╭──
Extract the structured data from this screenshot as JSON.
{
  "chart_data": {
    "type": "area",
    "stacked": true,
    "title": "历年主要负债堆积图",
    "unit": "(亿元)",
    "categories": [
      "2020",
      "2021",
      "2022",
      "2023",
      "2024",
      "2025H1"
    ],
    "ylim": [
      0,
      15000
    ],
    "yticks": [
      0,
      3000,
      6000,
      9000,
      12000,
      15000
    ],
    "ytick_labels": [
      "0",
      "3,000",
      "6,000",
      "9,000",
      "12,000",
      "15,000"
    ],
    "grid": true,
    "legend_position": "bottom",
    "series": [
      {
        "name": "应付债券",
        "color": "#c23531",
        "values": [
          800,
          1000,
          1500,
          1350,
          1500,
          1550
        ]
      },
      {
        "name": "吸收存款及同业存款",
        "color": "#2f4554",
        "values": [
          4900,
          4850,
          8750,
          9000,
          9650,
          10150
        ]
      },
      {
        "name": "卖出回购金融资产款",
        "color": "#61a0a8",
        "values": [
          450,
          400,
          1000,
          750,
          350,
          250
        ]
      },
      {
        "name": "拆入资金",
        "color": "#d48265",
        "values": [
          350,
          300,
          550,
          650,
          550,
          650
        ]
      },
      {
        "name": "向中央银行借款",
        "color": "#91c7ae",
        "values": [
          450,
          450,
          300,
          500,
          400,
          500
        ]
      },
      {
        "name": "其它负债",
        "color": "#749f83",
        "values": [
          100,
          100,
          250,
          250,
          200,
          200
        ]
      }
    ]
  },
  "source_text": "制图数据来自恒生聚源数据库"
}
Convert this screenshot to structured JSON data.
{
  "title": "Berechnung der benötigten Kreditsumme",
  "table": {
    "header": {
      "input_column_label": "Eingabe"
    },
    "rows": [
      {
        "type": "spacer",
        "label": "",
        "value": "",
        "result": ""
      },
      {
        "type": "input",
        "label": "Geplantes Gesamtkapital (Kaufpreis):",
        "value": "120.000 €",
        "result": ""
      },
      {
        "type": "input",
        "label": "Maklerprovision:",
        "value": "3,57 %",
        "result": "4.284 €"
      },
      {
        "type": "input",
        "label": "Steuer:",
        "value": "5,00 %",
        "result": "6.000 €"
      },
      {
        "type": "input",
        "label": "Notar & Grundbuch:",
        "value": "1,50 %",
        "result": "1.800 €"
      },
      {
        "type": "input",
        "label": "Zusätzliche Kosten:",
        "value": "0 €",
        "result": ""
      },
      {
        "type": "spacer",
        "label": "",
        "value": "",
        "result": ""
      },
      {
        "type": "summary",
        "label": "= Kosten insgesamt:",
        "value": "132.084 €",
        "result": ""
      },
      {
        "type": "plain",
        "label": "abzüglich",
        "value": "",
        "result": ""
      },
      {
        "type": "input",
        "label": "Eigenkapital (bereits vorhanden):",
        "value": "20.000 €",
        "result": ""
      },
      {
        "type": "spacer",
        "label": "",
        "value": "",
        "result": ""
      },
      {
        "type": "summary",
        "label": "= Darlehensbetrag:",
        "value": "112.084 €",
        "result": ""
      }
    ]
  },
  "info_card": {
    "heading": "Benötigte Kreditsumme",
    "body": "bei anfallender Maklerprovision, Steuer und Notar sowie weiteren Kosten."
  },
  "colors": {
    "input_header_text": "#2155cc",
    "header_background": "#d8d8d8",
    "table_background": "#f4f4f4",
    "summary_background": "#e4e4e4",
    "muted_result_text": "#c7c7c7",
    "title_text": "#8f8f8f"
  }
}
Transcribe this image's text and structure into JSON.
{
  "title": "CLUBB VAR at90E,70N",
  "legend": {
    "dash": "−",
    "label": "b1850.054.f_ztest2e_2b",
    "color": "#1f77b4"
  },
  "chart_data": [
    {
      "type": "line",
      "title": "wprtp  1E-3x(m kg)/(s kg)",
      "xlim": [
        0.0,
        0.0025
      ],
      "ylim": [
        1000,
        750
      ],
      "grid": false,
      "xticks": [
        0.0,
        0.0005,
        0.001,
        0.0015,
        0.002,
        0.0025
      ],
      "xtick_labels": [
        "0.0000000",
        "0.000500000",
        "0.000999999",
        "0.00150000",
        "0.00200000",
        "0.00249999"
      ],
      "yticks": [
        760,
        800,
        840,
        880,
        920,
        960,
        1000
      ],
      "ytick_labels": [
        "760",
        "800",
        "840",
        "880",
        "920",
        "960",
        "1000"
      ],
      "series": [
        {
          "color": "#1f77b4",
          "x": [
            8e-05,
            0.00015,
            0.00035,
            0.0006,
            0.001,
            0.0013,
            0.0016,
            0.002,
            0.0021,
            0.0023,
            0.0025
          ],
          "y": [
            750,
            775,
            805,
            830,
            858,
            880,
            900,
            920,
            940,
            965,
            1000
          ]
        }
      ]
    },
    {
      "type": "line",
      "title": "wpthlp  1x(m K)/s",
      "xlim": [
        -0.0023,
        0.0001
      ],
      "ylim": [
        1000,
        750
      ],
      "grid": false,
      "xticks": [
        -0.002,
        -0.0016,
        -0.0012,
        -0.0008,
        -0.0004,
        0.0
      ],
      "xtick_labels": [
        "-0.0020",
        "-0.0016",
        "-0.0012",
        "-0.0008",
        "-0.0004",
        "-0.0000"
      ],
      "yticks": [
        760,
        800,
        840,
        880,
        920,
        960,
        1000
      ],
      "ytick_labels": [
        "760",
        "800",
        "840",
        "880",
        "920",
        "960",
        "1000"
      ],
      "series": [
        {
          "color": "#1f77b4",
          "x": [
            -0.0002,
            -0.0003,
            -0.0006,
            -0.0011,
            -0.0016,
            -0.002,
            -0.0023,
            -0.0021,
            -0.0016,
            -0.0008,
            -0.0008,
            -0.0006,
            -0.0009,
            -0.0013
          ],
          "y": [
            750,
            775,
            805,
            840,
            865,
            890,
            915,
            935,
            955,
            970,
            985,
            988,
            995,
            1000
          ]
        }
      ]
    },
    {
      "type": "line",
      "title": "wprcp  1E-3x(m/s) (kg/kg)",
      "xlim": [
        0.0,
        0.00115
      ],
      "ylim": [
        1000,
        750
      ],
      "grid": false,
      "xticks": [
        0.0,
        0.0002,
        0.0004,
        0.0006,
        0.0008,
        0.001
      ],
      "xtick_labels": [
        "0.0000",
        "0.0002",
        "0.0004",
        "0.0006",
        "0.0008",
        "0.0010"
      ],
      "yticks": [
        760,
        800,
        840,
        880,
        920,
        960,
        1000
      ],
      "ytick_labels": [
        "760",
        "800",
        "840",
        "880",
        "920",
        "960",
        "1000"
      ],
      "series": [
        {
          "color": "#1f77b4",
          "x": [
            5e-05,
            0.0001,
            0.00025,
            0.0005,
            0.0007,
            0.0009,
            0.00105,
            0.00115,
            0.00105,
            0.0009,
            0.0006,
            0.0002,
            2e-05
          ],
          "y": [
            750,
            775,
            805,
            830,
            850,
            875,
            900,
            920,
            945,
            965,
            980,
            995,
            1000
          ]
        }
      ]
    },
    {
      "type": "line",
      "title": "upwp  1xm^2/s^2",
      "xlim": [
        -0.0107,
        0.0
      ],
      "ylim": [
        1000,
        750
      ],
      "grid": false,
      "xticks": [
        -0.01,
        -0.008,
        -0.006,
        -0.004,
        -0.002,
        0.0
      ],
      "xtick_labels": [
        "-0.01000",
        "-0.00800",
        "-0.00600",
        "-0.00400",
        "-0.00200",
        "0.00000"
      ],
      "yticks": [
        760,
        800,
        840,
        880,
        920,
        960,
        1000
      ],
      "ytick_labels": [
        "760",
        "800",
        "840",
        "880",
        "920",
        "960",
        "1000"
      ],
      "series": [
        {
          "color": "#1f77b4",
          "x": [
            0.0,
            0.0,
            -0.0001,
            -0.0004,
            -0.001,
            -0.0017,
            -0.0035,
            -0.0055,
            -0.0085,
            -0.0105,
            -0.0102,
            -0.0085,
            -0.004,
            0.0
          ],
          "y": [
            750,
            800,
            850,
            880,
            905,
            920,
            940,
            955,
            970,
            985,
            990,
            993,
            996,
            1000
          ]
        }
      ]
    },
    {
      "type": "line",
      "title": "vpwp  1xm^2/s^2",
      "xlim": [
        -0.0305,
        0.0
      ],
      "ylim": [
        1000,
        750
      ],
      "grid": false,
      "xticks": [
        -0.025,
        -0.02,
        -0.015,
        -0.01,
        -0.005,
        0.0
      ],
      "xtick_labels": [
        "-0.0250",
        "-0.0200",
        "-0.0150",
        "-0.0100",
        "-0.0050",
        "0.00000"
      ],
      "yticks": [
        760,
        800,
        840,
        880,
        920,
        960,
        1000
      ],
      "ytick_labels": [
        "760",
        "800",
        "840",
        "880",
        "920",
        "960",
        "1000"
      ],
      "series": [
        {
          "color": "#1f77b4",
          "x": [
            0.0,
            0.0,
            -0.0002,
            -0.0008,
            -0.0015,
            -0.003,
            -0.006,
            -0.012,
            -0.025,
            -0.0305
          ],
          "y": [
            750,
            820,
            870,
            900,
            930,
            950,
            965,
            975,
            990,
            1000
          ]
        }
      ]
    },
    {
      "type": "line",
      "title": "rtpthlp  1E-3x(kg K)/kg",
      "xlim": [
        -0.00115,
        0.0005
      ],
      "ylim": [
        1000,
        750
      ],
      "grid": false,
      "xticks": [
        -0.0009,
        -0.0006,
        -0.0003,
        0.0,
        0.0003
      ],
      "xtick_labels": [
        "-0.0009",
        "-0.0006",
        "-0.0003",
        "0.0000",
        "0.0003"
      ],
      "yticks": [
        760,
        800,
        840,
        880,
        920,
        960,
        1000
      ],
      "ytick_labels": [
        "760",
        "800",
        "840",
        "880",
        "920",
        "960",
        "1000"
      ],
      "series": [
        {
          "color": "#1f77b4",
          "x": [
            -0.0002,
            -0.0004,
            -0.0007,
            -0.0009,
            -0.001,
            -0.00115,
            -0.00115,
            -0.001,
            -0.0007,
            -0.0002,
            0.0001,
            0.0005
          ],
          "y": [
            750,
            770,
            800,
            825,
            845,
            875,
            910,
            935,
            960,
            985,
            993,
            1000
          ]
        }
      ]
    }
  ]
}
╰──
### Work to complete
Show every line of the listing in which the string "this" can be found.

### Full response
Extract the structured data from this screenshot as JSON.
Convert this screenshot to structured JSON data.
Transcribe this image's text and structure into JSON.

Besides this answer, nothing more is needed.